Records for this exercise:
● ● ● ● ● ● ●

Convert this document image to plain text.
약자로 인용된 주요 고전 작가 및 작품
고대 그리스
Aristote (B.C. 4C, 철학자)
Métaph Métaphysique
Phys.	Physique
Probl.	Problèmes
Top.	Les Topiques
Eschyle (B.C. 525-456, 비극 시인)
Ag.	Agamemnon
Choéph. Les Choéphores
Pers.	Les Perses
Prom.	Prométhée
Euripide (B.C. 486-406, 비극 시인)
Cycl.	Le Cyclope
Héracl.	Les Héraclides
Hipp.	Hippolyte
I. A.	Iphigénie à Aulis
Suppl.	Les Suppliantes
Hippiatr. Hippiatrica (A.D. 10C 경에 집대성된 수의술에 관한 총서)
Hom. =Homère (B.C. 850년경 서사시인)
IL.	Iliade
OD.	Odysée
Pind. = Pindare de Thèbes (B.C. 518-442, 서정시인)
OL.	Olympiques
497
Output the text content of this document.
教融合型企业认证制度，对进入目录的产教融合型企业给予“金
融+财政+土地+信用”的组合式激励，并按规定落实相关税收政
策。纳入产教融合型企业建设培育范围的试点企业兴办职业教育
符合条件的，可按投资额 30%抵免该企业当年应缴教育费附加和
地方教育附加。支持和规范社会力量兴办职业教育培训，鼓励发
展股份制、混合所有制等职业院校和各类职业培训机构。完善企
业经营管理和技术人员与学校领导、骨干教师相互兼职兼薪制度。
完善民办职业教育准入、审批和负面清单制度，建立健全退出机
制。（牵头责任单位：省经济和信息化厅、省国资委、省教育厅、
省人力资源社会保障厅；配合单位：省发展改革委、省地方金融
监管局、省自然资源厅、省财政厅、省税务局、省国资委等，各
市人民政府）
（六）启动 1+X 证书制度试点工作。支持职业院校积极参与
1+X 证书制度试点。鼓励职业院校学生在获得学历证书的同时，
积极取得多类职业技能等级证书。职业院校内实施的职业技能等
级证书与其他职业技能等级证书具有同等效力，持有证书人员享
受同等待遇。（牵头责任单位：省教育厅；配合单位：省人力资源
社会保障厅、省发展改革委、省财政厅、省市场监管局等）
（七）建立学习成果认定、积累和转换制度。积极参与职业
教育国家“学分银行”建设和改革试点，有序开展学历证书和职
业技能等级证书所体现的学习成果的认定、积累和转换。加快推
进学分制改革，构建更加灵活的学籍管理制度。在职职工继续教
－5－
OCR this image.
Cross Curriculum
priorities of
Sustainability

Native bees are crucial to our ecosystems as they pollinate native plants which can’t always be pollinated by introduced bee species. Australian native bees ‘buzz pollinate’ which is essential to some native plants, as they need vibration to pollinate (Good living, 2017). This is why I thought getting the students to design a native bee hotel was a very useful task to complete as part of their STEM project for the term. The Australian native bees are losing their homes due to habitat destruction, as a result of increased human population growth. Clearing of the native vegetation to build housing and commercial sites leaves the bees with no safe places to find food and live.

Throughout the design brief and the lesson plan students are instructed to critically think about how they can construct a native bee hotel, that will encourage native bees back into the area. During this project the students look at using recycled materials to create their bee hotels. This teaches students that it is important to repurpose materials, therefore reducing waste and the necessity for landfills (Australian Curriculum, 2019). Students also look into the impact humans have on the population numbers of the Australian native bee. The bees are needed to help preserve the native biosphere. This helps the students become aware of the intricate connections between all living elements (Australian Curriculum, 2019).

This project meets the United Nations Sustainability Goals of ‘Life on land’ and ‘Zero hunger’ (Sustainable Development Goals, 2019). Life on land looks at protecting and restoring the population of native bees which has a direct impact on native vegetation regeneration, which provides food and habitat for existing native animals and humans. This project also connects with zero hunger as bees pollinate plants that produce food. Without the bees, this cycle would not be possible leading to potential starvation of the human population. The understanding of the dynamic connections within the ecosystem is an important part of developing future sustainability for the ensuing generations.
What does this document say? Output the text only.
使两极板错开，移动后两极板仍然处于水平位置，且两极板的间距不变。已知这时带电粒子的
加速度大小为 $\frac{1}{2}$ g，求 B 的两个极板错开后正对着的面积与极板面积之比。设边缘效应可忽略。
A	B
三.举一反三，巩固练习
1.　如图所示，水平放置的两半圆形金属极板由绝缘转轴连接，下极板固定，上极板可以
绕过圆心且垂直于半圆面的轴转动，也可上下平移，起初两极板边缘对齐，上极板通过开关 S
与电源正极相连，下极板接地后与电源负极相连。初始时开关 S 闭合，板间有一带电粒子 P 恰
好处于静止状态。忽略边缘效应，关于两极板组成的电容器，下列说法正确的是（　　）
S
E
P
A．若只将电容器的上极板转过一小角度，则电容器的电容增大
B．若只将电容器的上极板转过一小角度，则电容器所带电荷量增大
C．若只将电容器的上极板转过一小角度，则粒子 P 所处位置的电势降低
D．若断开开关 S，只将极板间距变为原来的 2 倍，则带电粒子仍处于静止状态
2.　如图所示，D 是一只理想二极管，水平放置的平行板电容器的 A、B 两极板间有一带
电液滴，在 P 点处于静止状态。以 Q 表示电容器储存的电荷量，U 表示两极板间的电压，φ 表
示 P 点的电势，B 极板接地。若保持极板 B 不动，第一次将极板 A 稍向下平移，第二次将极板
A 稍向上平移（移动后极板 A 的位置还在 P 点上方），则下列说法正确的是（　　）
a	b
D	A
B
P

● ● ● ● ● ● ●

Directive: Which lines hold the word "若只将电容器的上极板转过一小角度"? Copy every one of them.

Full solution:
A．若只将电容器的上极板转过一小角度，则电容器的电容增大
B．若只将电容器的上极板转过一小角度，则电容器所带电荷量增大
C．若只将电容器的上极板转过一小角度，则粒子 P 所处位置的电势降低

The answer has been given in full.